**Material for this exercise:**
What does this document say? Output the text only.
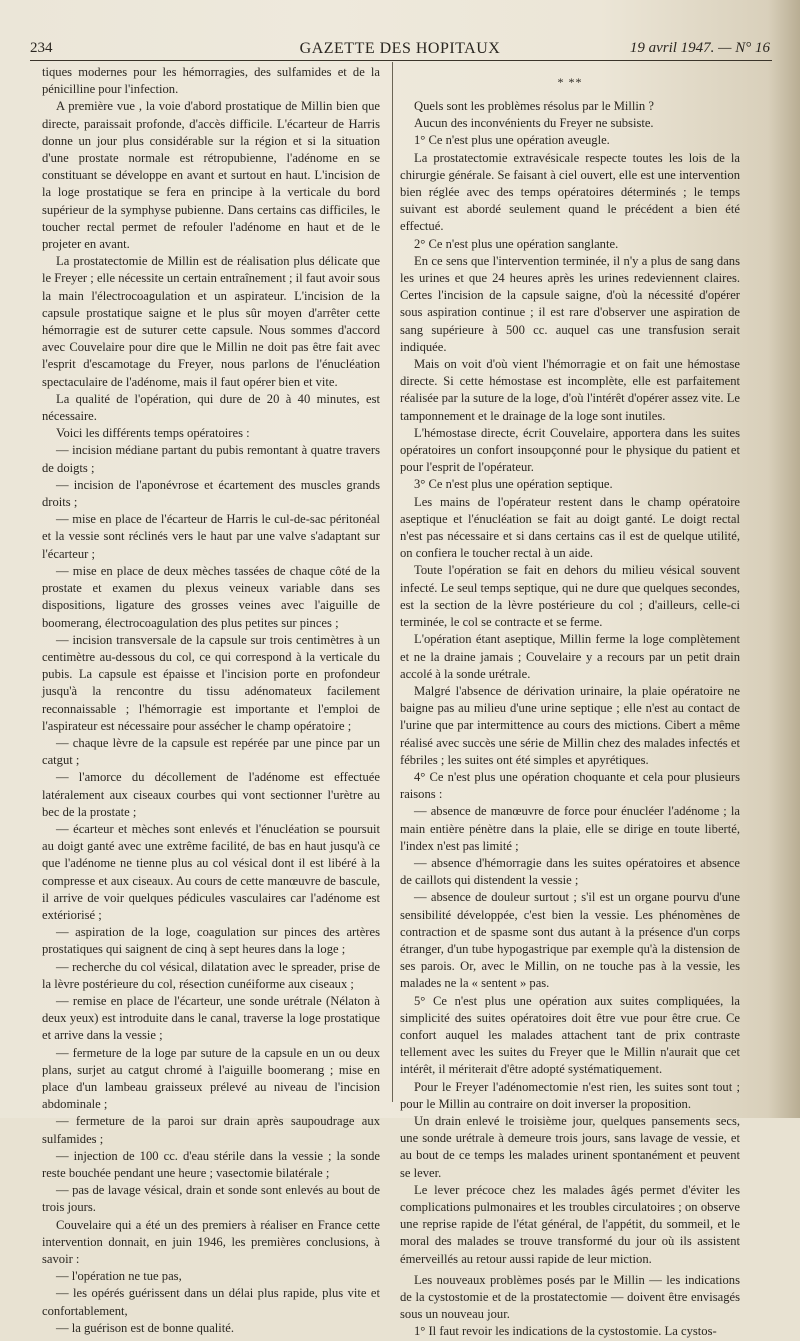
234	GAZETTE DES HOPITAUX	19 avril 1947. — N° 16

tiques modernes pour les hémorragies, des sulfamides et de la pénicilline pour l'infection.

A première vue , la voie d'abord prostatique de Millin bien que directe, paraissait profonde, d'accès difficile. L'écarteur de Harris donne un jour plus considérable sur la région et si la situation d'une prostate normale est rétropubienne, l'adénome en se constituant se développe en avant et surtout en haut. L'incision de la loge prostatique se fera en principe à la verticale du bord supérieur de la symphyse pubienne. Dans certains cas difficiles, le toucher rectal permet de refouler l'adénome en haut et de le projeter en avant.

La prostatectomie de Millin est de réalisation plus délicate que le Freyer ; elle nécessite un certain entraînement ; il faut avoir sous la main l'électrocoagulation et un aspirateur. L'incision de la capsule prostatique saigne et le plus sûr moyen d'arrêter cette hémorragie est de suturer cette capsule. Nous sommes d'accord avec Couvelaire pour dire que le Millin ne doit pas être fait avec l'esprit d'escamotage du Freyer, nous parlons de l'énucléation spectaculaire de l'adénome, mais il faut opérer bien et vite.

La qualité de l'opération, qui dure de 20 à 40 minutes, est nécessaire.

Voici les différents temps opératoires :

— incision médiane partant du pubis remontant à quatre travers de doigts ;

— incision de l'aponévrose et écartement des muscles grands droits ;

— mise en place de l'écarteur de Harris le cul-de-sac péritonéal et la vessie sont réclinés vers le haut par une valve s'adaptant sur l'écarteur ;

— mise en place de deux mèches tassées de chaque côté de la prostate et examen du plexus veineux variable dans ses dispositions, ligature des grosses veines avec l'aiguille de boomerang, électrocoagulation des plus petites sur pinces ;

— incision transversale de la capsule sur trois centimètres à un centimètre au-dessous du col, ce qui correspond à la verticale du pubis. La capsule est épaisse et l'incision porte en profondeur jusqu'à la rencontre du tissu adénomateux facilement reconnaissable ; l'hémorragie est importante et l'emploi de l'aspirateur est nécessaire pour assécher le champ opératoire ;

— chaque lèvre de la capsule est repérée par une pince par un catgut ;

— l'amorce du décollement de l'adénome est effectuée latéralement aux ciseaux courbes qui vont sectionner l'urètre au bec de la prostate ;

— écarteur et mèches sont enlevés et l'énucléation se poursuit au doigt ganté avec une extrême facilité, de bas en haut jusqu'à ce que l'adénome ne tienne plus au col vésical dont il est libéré à la compresse et aux ciseaux. Au cours de cette manœuvre de bascule, il arrive de voir quelques pédicules vasculaires car l'adénome est extériorisé ;

— aspiration de la loge, coagulation sur pinces des artères prostatiques qui saignent de cinq à sept heures dans la loge ;

— recherche du col vésical, dilatation avec le spreader, prise de la lèvre postérieure du col, résection cunéiforme aux ciseaux ;

— remise en place de l'écarteur, une sonde urétrale (Nélaton à deux yeux) est introduite dans le canal, traverse la loge prostatique et arrive dans la vessie ;

— fermeture de la loge par suture de la capsule en un ou deux plans, surjet au catgut chromé à l'aiguille boomerang ; mise en place d'un lambeau graisseux prélevé au niveau de l'incision abdominale ;

— fermeture de la paroi sur drain après saupoudrage aux sulfamides ;

— injection de 100 cc. d'eau stérile dans la vessie ; la sonde reste bouchée pendant une heure ; vasectomie bilatérale ;

— pas de lavage vésical, drain et sonde sont enlevés au bout de trois jours.

Couvelaire qui a été un des premiers à réaliser en France cette intervention donnait, en juin 1946, les premières conclusions, à savoir :

— l'opération ne tue pas,

— les opérés guérissent dans un délai plus rapide, plus vite et confortablement,

— la guérison est de bonne qualité.

* **

Quels sont les problèmes résolus par le Millin ?

Aucun des inconvénients du Freyer ne subsiste.

1° Ce n'est plus une opération aveugle.

La prostatectomie extravésicale respecte toutes les lois de la chirurgie générale. Se faisant à ciel ouvert, elle est une intervention bien réglée avec des temps opératoires déterminés ; le temps suivant est abordé seulement quand le précédent a bien été effectué.

2° Ce n'est plus une opération sanglante.

En ce sens que l'intervention terminée, il n'y a plus de sang dans les urines et que 24 heures après les urines redeviennent claires. Certes l'incision de la capsule saigne, d'où la nécessité d'opérer sous aspiration continue ; il est rare d'observer une aspiration de sang supérieure à 500 cc. auquel cas une transfusion serait indiquée.

Mais on voit d'où vient l'hémorragie et on fait une hémostase directe. Si cette hémostase est incomplète, elle est parfaitement réalisée par la suture de la loge, d'où l'intérêt d'opérer assez vite. Le tamponnement et le drainage de la loge sont inutiles.

L'hémostase directe, écrit Couvelaire, apportera dans les suites opératoires un confort insoupçonné pour le physique du patient et pour l'esprit de l'opérateur.

3° Ce n'est plus une opération septique.

Les mains de l'opérateur restent dans le champ opératoire aseptique et l'énucléation se fait au doigt ganté. Le doigt rectal n'est pas nécessaire et si dans certains cas il est de quelque utilité, on confiera le toucher rectal à un aide.

Toute l'opération se fait en dehors du milieu vésical souvent infecté. Le seul temps septique, qui ne dure que quelques secondes, est la section de la lèvre postérieure du col ; d'ailleurs, celle-ci terminée, le col se contracte et se ferme.

L'opération étant aseptique, Millin ferme la loge complètement et ne la draine jamais ; Couvelaire y a recours par un petit drain accolé à la sonde urétrale.

Malgré l'absence de dérivation urinaire, la plaie opératoire ne baigne pas au milieu d'une urine septique ; elle n'est au contact de l'urine que par intermittence au cours des mictions. Cibert a même réalisé avec succès une série de Millin chez des malades infectés et fébriles ; les suites ont été simples et apyrétiques.

4° Ce n'est plus une opération choquante et cela pour plusieurs raisons :

— absence de manœuvre de force pour énucléer l'adénome ; la main entière pénètre dans la plaie, elle se dirige en toute liberté, l'index n'est pas limité ;

— absence d'hémorragie dans les suites opératoires et absence de caillots qui distendent la vessie ;

— absence de douleur surtout ; s'il est un organe pourvu d'une sensibilité développée, c'est bien la vessie. Les phénomènes de contraction et de spasme sont dus autant à la présence d'un corps étranger, d'un tube hypogastrique par exemple qu'à la distension de ses parois. Or, avec le Millin, on ne touche pas à la vessie, les malades ne la « sentent » pas.

5° Ce n'est plus une opération aux suites compliquées, la simplicité des suites opératoires doit être vue pour être crue. Ce confort auquel les malades attachent tant de prix contraste tellement avec les suites du Freyer que le Millin n'aurait que cet intérêt, il mériterait d'être adopté systématiquement.

Pour le Freyer l'adénomectomie n'est rien, les suites sont tout ; pour le Millin au contraire on doit inverser la proposition.

Un drain enlevé le troisième jour, quelques pansements secs, une sonde urétrale à demeure trois jours, sans lavage de vessie, et au bout de ce temps les malades urinent spontanément et peuvent se lever.

Le lever précoce chez les malades âgés permet d'éviter les complications pulmonaires et les troubles circulatoires ; on observe une reprise rapide de l'état général, de l'appétit, du sommeil, et le moral des malades se trouve transformé du jour où ils assistent émerveillés au retour aussi rapide de leur miction.

Les nouveaux problèmes posés par le Millin — les indications de la cystostomie et de la prostatectomie — doivent être envisagés sous un nouveau jour.

1° Il faut revoir les indications de la cystostomie. La cystos-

**Task prompt:** The material above holds pictures; copy everything else in it exactly.

**Output below:**
What does this document say? Output the text only.
234	GAZETTE DES HOPITAUX	19 avril 1947. — N° 16

tiques modernes pour les hémorragies, des sulfamides et de la pénicilline pour l'infection.

A première vue , la voie d'abord prostatique de Millin bien que directe, paraissait profonde, d'accès difficile. L'écarteur de Harris donne un jour plus considérable sur la région et si la situation d'une prostate normale est rétropubienne, l'adénome en se constituant se développe en avant et surtout en haut. L'incision de la loge prostatique se fera en principe à la verticale du bord supérieur de la symphyse pubienne. Dans certains cas difficiles, le toucher rectal permet de refouler l'adénome en haut et de le projeter en avant.

La prostatectomie de Millin est de réalisation plus délicate que le Freyer ; elle nécessite un certain entraînement ; il faut avoir sous la main l'électrocoagulation et un aspirateur. L'incision de la capsule prostatique saigne et le plus sûr moyen d'arrêter cette hémorragie est de suturer cette capsule. Nous sommes d'accord avec Couvelaire pour dire que le Millin ne doit pas être fait avec l'esprit d'escamotage du Freyer, nous parlons de l'énucléation spectaculaire de l'adénome, mais il faut opérer bien et vite.

La qualité de l'opération, qui dure de 20 à 40 minutes, est nécessaire.

Voici les différents temps opératoires :

— incision médiane partant du pubis remontant à quatre travers de doigts ;

— incision de l'aponévrose et écartement des muscles grands droits ;

— mise en place de l'écarteur de Harris le cul-de-sac péritonéal et la vessie sont réclinés vers le haut par une valve s'adaptant sur l'écarteur ;

— mise en place de deux mèches tassées de chaque côté de la prostate et examen du plexus veineux variable dans ses dispositions, ligature des grosses veines avec l'aiguille de boomerang, électrocoagulation des plus petites sur pinces ;

— incision transversale de la capsule sur trois centimètres à un centimètre au-dessous du col, ce qui correspond à la verticale du pubis. La capsule est épaisse et l'incision porte en profondeur jusqu'à la rencontre du tissu adénomateux facilement reconnaissable ; l'hémorragie est importante et l'emploi de l'aspirateur est nécessaire pour assécher le champ opératoire ;

— chaque lèvre de la capsule est repérée par une pince par un catgut ;

— l'amorce du décollement de l'adénome est effectuée latéralement aux ciseaux courbes qui vont sectionner l'urètre au bec de la prostate ;

— écarteur et mèches sont enlevés et l'énucléation se poursuit au doigt ganté avec une extrême facilité, de bas en haut jusqu'à ce que l'adénome ne tienne plus au col vésical dont il est libéré à la compresse et aux ciseaux. Au cours de cette manœuvre de bascule, il arrive de voir quelques pédicules vasculaires car l'adénome est extériorisé ;

— aspiration de la loge, coagulation sur pinces des artères prostatiques qui saignent de cinq à sept heures dans la loge ;

— recherche du col vésical, dilatation avec le spreader, prise de la lèvre postérieure du col, résection cunéiforme aux ciseaux ;

— remise en place de l'écarteur, une sonde urétrale (Nélaton à deux yeux) est introduite dans le canal, traverse la loge prostatique et arrive dans la vessie ;

— fermeture de la loge par suture de la capsule en un ou deux plans, surjet au catgut chromé à l'aiguille boomerang ; mise en place d'un lambeau graisseux prélevé au niveau de l'incision abdominale ;

— fermeture de la paroi sur drain après saupoudrage aux sulfamides ;

— injection de 100 cc. d'eau stérile dans la vessie ; la sonde reste bouchée pendant une heure ; vasectomie bilatérale ;

— pas de lavage vésical, drain et sonde sont enlevés au bout de trois jours.

Couvelaire qui a été un des premiers à réaliser en France cette intervention donnait, en juin 1946, les premières conclusions, à savoir :

— l'opération ne tue pas,

— les opérés guérissent dans un délai plus rapide, plus vite et confortablement,

— la guérison est de bonne qualité.

* **

Quels sont les problèmes résolus par le Millin ?

Aucun des inconvénients du Freyer ne subsiste.

1° Ce n'est plus une opération aveugle.

La prostatectomie extravésicale respecte toutes les lois de la chirurgie générale. Se faisant à ciel ouvert, elle est une intervention bien réglée avec des temps opératoires déterminés ; le temps suivant est abordé seulement quand le précédent a bien été effectué.

2° Ce n'est plus une opération sanglante.

En ce sens que l'intervention terminée, il n'y a plus de sang dans les urines et que 24 heures après les urines redeviennent claires. Certes l'incision de la capsule saigne, d'où la nécessité d'opérer sous aspiration continue ; il est rare d'observer une aspiration de sang supérieure à 500 cc. auquel cas une transfusion serait indiquée.

Mais on voit d'où vient l'hémorragie et on fait une hémostase directe. Si cette hémostase est incomplète, elle est parfaitement réalisée par la suture de la loge, d'où l'intérêt d'opérer assez vite. Le tamponnement et le drainage de la loge sont inutiles.

L'hémostase directe, écrit Couvelaire, apportera dans les suites opératoires un confort insoupçonné pour le physique du patient et pour l'esprit de l'opérateur.

3° Ce n'est plus une opération septique.

Les mains de l'opérateur restent dans le champ opératoire aseptique et l'énucléation se fait au doigt ganté. Le doigt rectal n'est pas nécessaire et si dans certains cas il est de quelque utilité, on confiera le toucher rectal à un aide.

Toute l'opération se fait en dehors du milieu vésical souvent infecté. Le seul temps septique, qui ne dure que quelques secondes, est la section de la lèvre postérieure du col ; d'ailleurs, celle-ci terminée, le col se contracte et se ferme.

L'opération étant aseptique, Millin ferme la loge complètement et ne la draine jamais ; Couvelaire y a recours par un petit drain accolé à la sonde urétrale.

Malgré l'absence de dérivation urinaire, la plaie opératoire ne baigne pas au milieu d'une urine septique ; elle n'est au contact de l'urine que par intermittence au cours des mictions. Cibert a même réalisé avec succès une série de Millin chez des malades infectés et fébriles ; les suites ont été simples et apyrétiques.

4° Ce n'est plus une opération choquante et cela pour plusieurs raisons :

— absence de manœuvre de force pour énucléer l'adénome ; la main entière pénètre dans la plaie, elle se dirige en toute liberté, l'index n'est pas limité ;

— absence d'hémorragie dans les suites opératoires et absence de caillots qui distendent la vessie ;

— absence de douleur surtout ; s'il est un organe pourvu d'une sensibilité développée, c'est bien la vessie. Les phénomènes de contraction et de spasme sont dus autant à la présence d'un corps étranger, d'un tube hypogastrique par exemple qu'à la distension de ses parois. Or, avec le Millin, on ne touche pas à la vessie, les malades ne la « sentent » pas.

5° Ce n'est plus une opération aux suites compliquées, la simplicité des suites opératoires doit être vue pour être crue. Ce confort auquel les malades attachent tant de prix contraste tellement avec les suites du Freyer que le Millin n'aurait que cet intérêt, il mériterait d'être adopté systématiquement.

Pour le Freyer l'adénomectomie n'est rien, les suites sont tout ; pour le Millin au contraire on doit inverser la proposition.

Un drain enlevé le troisième jour, quelques pansements secs, une sonde urétrale à demeure trois jours, sans lavage de vessie, et au bout de ce temps les malades urinent spontanément et peuvent se lever.

Le lever précoce chez les malades âgés permet d'éviter les complications pulmonaires et les troubles circulatoires ; on observe une reprise rapide de l'état général, de l'appétit, du sommeil, et le moral des malades se trouve transformé du jour où ils assistent émerveillés au retour aussi rapide de leur miction.

Les nouveaux problèmes posés par le Millin — les indications de la cystostomie et de la prostatectomie — doivent être envisagés sous un nouveau jour.

1° Il faut revoir les indications de la cystostomie. La cystos-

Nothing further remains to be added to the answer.